### WHAT TO DO
Write out, word for word, the lines from the start of the records through the line with "comment-text: Sure 100%", including that line.

***** RECORDS TO USE *****

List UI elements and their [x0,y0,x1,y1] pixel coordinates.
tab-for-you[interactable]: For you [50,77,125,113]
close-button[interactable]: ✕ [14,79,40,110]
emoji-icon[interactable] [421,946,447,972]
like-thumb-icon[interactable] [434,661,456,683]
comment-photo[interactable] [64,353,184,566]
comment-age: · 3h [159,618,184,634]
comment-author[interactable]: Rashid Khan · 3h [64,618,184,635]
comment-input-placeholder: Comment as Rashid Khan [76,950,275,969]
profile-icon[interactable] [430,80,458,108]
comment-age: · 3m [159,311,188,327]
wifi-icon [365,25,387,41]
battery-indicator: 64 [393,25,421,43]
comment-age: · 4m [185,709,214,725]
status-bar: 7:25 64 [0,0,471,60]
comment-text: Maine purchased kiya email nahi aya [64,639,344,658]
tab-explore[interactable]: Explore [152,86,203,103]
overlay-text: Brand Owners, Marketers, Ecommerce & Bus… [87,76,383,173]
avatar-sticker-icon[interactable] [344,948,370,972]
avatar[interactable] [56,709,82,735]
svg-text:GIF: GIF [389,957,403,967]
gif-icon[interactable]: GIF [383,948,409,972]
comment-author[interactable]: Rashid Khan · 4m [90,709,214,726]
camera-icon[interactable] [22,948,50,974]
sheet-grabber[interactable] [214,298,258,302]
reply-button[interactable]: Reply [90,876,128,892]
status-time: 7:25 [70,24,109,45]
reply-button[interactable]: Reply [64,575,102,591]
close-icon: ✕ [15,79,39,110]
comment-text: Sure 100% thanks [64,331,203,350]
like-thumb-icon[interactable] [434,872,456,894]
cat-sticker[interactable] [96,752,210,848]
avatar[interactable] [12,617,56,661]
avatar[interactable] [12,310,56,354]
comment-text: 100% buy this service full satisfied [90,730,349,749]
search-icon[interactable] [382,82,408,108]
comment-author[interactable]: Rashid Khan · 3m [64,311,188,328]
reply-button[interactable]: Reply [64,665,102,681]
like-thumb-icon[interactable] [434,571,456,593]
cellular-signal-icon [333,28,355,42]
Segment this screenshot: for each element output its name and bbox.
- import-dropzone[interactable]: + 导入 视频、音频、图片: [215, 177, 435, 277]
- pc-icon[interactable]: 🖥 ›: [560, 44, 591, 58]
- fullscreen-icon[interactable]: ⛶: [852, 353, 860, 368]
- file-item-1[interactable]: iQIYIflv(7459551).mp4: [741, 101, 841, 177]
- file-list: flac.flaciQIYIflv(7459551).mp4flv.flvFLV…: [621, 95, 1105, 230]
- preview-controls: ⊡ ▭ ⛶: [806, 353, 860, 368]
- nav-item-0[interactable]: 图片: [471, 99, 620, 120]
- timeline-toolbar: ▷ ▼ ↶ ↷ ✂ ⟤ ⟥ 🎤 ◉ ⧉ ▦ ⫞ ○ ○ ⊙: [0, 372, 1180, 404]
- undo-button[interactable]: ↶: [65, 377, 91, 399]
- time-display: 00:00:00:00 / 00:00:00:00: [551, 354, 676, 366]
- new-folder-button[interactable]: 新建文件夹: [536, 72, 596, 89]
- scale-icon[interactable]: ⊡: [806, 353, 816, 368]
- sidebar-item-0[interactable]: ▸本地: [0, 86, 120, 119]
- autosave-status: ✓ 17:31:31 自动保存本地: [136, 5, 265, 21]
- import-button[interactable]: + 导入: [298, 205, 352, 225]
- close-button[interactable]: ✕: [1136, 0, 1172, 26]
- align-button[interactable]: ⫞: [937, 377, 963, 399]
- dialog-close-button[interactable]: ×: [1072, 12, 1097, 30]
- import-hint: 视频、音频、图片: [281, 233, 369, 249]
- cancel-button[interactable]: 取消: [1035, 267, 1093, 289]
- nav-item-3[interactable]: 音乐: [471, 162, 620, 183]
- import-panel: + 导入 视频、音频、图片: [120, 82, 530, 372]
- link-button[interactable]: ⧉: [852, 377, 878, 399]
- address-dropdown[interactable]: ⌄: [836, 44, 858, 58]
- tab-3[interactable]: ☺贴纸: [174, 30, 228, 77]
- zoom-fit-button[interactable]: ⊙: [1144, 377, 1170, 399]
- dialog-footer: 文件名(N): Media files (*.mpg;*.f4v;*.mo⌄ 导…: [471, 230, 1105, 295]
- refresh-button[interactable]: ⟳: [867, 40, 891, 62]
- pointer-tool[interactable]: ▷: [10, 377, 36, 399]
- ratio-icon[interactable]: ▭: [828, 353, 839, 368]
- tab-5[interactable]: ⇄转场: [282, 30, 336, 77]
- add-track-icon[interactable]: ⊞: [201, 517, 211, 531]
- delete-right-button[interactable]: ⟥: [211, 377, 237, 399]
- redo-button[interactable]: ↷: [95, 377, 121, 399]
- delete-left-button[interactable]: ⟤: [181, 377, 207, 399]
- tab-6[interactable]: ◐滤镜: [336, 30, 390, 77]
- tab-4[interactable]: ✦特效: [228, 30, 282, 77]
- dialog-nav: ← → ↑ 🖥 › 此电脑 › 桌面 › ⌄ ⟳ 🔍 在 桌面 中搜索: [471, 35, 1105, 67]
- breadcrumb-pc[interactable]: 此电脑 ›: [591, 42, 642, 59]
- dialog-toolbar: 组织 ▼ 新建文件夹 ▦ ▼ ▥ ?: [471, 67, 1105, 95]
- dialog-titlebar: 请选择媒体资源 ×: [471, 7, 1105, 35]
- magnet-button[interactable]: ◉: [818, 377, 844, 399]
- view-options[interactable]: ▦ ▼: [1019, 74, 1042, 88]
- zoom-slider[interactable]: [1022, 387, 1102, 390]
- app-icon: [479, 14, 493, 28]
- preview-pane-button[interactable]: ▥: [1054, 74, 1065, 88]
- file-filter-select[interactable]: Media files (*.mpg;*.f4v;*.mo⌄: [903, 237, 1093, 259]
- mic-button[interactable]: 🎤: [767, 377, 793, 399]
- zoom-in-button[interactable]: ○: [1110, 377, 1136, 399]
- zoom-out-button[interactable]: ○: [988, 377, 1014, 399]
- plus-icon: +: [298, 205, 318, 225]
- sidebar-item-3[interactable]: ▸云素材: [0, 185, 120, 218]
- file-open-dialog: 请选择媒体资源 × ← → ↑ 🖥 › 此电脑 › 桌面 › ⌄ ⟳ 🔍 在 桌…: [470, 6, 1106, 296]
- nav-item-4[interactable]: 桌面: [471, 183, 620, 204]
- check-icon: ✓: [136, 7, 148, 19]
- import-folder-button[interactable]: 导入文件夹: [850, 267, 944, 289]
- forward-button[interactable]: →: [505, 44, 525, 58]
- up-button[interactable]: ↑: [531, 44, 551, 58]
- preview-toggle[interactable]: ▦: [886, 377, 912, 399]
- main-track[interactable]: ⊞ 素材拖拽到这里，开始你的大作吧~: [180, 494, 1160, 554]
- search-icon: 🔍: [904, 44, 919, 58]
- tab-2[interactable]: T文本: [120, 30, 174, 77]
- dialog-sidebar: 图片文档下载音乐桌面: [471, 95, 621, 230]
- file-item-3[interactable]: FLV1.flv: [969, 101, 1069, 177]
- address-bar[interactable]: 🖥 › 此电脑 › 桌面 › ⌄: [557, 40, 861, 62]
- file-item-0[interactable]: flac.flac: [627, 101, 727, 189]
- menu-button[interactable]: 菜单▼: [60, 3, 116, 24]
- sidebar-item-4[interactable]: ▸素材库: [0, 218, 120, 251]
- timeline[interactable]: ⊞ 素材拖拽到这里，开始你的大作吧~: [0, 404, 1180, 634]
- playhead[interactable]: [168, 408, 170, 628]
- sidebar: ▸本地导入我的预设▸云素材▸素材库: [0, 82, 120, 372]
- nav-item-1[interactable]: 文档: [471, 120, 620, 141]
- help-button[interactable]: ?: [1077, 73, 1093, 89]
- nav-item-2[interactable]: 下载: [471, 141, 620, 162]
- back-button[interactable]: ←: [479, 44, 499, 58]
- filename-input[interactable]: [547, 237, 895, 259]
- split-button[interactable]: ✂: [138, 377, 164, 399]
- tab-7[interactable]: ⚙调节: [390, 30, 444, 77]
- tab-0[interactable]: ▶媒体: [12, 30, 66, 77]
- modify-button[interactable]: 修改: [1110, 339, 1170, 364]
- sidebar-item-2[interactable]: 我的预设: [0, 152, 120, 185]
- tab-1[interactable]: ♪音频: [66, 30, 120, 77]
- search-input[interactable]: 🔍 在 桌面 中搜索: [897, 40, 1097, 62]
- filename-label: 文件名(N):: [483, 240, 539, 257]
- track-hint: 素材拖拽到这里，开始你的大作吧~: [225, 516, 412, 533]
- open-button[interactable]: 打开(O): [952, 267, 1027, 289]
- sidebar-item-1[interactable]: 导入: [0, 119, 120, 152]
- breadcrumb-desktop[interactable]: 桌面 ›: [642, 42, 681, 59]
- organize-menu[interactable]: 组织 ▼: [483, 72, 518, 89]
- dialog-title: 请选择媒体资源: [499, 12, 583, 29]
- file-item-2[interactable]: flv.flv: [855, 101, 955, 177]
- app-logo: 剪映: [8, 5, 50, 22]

*****

### FULL SOLUTION
List UI elements and their [x0,y0,x1,y1] pixel coordinates.
tab-for-you[interactable]: For you [50,77,125,113]
close-button[interactable]: ✕ [14,79,40,110]
emoji-icon[interactable] [421,946,447,972]
like-thumb-icon[interactable] [434,661,456,683]
comment-photo[interactable] [64,353,184,566]
comment-age: · 3h [159,618,184,634]
comment-author[interactable]: Rashid Khan · 3h [64,618,184,635]
comment-input-placeholder: Comment as Rashid Khan [76,950,275,969]
profile-icon[interactable] [430,80,458,108]
comment-age: · 3m [159,311,188,327]
wifi-icon [365,25,387,41]
battery-indicator: 64 [393,25,421,43]
comment-age: · 4m [185,709,214,725]
status-bar: 7:25 64 [0,0,471,60]
comment-text: Maine purchased kiya email nahi aya [64,639,344,658]
tab-explore[interactable]: Explore [152,86,203,103]
overlay-text: Brand Owners, Marketers, Ecommerce & Bus… [87,76,383,173]
avatar-sticker-icon[interactable] [344,948,370,972]
avatar[interactable] [56,709,82,735]
svg-text:GIF: GIF [389,957,403,967]
gif-icon[interactable]: GIF [383,948,409,972]
comment-author[interactable]: Rashid Khan · 4m [90,709,214,726]
camera-icon[interactable] [22,948,50,974]
sheet-grabber[interactable] [214,298,258,302]
reply-button[interactable]: Reply [90,876,128,892]
status-time: 7:25 [70,24,109,45]
reply-button[interactable]: Reply [64,575,102,591]
close-icon: ✕ [15,79,39,110]
comment-text: Sure 100% thanks [64,331,203,350]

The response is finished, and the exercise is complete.